Task description
Make a tally of the lines in the records that include the string "Output", and give only that number.
>> START Raw data
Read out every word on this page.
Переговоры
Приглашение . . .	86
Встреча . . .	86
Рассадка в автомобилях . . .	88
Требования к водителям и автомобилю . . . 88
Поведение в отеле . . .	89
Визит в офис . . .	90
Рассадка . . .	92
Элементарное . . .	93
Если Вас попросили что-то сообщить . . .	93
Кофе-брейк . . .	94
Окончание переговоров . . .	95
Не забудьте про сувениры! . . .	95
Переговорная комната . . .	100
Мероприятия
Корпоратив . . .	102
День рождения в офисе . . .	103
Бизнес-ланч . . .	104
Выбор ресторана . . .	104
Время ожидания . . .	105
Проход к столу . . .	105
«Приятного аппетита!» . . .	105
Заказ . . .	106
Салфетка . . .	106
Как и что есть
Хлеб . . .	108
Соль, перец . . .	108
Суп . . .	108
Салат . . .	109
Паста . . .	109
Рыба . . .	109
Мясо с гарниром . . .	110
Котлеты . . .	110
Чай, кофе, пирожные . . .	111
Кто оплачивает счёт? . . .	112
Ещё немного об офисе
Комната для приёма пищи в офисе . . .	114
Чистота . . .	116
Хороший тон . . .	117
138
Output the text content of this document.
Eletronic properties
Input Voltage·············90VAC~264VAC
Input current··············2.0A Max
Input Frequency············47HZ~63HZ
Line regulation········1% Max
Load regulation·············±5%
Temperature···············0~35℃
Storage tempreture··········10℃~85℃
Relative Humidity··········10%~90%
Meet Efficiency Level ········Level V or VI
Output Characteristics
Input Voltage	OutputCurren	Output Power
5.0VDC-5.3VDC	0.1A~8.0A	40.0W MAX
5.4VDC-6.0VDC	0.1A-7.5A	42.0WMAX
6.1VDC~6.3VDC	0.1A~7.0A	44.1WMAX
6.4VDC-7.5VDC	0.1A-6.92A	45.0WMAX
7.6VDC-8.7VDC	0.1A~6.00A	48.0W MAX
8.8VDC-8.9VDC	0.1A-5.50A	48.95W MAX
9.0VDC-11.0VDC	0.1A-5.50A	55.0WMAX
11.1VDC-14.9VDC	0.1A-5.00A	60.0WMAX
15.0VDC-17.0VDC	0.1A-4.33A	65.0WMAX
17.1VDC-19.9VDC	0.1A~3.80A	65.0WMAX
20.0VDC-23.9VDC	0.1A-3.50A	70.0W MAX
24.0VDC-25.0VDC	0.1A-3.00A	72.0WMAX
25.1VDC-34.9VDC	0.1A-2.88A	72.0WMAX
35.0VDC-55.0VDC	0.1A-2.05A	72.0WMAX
>> END Raw data
The result
3